Items from a data source
● ● ●

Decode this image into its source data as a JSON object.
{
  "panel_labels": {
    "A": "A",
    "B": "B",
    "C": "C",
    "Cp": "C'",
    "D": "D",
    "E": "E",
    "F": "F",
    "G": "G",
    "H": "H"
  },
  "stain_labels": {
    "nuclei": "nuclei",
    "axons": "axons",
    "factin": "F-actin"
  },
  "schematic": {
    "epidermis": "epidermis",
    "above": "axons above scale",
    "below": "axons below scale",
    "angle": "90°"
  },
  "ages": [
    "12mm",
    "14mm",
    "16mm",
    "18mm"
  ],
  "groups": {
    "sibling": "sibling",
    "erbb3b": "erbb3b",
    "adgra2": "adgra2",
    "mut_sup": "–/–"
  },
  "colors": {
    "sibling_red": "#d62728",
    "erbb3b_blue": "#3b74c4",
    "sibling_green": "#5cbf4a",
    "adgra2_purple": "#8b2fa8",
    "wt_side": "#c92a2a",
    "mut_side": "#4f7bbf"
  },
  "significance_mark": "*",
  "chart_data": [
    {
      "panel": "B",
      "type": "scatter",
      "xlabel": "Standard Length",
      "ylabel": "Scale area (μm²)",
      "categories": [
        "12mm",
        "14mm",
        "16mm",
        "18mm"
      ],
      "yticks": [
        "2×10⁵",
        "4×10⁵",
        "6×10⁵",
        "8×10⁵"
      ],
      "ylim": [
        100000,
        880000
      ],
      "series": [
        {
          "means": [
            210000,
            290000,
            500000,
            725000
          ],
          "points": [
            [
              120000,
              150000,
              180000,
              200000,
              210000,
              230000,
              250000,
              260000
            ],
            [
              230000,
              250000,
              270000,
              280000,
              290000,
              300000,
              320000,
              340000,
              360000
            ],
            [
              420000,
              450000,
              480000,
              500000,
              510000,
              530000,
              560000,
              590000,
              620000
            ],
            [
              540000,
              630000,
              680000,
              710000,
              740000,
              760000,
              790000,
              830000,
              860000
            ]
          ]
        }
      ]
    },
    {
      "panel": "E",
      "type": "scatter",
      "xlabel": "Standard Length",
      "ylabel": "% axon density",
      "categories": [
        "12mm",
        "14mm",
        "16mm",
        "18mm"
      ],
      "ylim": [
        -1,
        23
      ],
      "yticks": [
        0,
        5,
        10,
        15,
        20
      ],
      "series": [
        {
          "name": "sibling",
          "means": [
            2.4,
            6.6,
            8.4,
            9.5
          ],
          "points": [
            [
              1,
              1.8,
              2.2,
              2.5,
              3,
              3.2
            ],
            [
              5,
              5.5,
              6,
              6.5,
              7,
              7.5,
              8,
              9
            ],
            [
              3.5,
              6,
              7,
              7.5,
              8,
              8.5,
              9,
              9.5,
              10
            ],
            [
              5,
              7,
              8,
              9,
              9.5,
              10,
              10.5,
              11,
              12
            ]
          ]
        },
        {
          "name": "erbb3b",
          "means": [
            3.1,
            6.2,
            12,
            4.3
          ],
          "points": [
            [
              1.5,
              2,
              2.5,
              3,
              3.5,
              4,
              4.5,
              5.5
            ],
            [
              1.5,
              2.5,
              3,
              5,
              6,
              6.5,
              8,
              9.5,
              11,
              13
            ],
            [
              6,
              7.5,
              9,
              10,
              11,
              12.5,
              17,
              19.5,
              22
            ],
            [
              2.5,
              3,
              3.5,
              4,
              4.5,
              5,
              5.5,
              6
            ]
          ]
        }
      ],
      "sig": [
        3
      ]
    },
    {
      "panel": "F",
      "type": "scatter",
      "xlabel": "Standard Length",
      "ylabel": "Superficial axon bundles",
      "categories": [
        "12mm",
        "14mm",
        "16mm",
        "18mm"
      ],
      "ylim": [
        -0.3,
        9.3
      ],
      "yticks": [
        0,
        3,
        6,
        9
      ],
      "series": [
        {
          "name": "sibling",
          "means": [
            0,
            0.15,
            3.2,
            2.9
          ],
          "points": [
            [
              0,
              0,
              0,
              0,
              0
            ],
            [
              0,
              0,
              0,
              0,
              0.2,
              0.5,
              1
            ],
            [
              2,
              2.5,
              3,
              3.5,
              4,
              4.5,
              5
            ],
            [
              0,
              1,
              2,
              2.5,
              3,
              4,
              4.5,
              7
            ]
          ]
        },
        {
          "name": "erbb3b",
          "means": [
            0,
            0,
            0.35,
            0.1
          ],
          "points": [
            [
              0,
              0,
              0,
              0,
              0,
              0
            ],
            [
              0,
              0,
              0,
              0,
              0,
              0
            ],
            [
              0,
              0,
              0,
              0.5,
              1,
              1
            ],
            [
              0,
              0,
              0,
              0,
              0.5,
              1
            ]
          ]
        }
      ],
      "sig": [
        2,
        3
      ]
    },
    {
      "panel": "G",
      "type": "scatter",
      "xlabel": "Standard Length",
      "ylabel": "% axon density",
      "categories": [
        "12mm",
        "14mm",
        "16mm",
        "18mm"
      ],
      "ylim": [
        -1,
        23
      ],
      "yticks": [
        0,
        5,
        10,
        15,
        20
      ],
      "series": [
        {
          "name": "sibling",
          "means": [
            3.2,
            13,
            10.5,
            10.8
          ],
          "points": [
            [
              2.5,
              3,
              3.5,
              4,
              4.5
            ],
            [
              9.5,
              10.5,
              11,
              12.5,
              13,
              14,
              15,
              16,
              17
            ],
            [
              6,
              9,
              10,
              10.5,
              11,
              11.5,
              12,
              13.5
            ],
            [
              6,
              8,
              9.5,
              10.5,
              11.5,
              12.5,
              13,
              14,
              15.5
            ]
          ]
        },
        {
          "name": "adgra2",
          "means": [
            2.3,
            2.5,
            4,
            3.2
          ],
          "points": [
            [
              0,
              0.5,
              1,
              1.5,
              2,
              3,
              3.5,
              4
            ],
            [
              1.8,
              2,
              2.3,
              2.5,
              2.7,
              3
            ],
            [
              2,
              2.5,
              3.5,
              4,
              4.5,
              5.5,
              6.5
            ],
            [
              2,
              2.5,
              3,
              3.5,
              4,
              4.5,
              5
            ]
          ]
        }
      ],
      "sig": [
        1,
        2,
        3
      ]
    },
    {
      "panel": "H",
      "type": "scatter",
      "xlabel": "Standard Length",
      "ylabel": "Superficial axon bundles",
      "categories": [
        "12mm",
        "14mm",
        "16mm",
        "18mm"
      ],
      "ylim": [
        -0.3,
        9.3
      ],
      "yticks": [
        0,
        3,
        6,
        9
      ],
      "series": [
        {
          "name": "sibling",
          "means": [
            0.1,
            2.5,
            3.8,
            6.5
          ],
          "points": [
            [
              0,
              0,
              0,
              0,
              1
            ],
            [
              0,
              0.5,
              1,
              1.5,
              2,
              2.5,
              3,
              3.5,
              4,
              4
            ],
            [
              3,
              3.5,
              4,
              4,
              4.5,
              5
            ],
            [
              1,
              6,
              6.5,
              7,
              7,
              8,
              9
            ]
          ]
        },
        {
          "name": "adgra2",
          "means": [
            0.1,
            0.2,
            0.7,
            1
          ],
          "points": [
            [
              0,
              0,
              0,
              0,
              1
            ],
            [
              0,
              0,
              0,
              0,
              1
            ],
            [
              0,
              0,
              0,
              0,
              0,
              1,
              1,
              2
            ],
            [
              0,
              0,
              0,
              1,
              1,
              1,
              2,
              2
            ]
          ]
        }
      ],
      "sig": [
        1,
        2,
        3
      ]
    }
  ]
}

● ● ●

## The problem
Count up the lines in the listing that hold the word "axons", and give that number only.

## Full output
3